▶ [REQUEST]: Count the lines that hold the string "once". Reply with the number alone.

▶ [DATA FOR THIS EXERCISE]:

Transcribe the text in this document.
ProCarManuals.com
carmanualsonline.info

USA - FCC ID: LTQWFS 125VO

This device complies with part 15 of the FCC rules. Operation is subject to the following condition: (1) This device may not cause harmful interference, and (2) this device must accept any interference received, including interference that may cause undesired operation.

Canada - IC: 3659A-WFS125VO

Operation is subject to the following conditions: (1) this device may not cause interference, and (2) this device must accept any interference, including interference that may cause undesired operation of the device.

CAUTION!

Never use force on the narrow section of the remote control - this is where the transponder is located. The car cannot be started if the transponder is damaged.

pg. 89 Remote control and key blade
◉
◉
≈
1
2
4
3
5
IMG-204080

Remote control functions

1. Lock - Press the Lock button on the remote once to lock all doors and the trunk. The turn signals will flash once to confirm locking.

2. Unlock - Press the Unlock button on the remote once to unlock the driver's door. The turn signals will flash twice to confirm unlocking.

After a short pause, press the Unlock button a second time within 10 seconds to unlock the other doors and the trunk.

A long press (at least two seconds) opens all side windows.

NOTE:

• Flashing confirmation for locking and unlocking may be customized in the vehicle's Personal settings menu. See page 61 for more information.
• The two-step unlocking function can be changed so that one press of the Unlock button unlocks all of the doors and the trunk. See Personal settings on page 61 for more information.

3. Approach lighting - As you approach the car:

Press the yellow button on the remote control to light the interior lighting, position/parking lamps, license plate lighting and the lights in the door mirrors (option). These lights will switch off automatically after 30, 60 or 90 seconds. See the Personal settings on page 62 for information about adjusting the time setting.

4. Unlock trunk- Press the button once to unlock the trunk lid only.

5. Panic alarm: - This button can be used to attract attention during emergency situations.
--
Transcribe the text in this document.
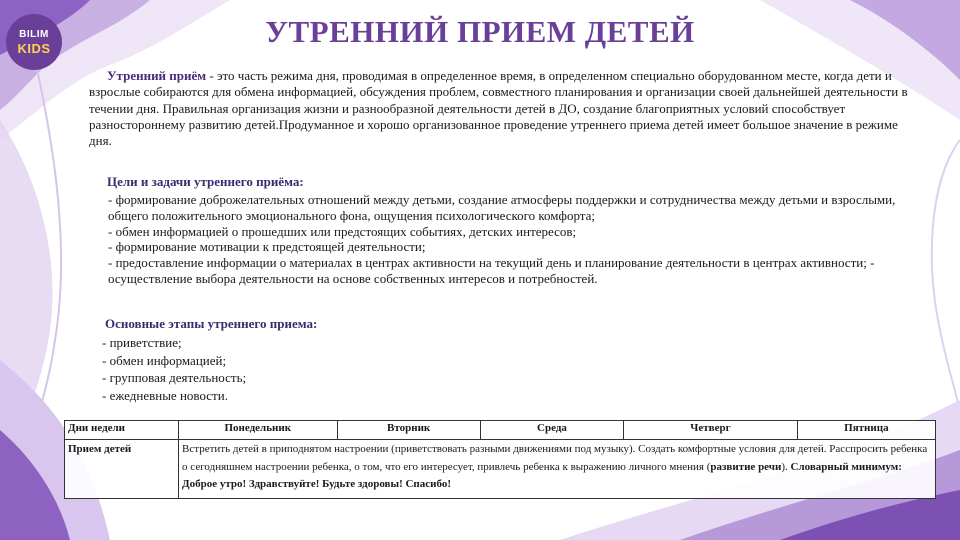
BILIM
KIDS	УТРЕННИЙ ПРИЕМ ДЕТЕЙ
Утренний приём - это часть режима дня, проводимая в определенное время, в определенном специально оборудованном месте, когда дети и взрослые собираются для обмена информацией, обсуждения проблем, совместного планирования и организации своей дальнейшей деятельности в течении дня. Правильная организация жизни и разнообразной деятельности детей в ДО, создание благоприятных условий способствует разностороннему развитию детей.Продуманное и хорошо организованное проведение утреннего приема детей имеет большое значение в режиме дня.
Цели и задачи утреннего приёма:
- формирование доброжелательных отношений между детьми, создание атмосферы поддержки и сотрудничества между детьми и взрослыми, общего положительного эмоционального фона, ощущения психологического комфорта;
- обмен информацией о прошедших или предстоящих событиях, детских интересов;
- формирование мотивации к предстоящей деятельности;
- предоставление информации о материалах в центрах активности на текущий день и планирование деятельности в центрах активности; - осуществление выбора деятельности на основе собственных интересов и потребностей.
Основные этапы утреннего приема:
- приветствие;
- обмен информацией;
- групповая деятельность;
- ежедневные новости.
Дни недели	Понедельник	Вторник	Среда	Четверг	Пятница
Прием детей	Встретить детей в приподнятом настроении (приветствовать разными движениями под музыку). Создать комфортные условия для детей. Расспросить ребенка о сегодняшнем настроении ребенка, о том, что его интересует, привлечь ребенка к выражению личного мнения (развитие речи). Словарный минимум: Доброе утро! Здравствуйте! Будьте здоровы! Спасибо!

▶ [TASK RESULT]: 3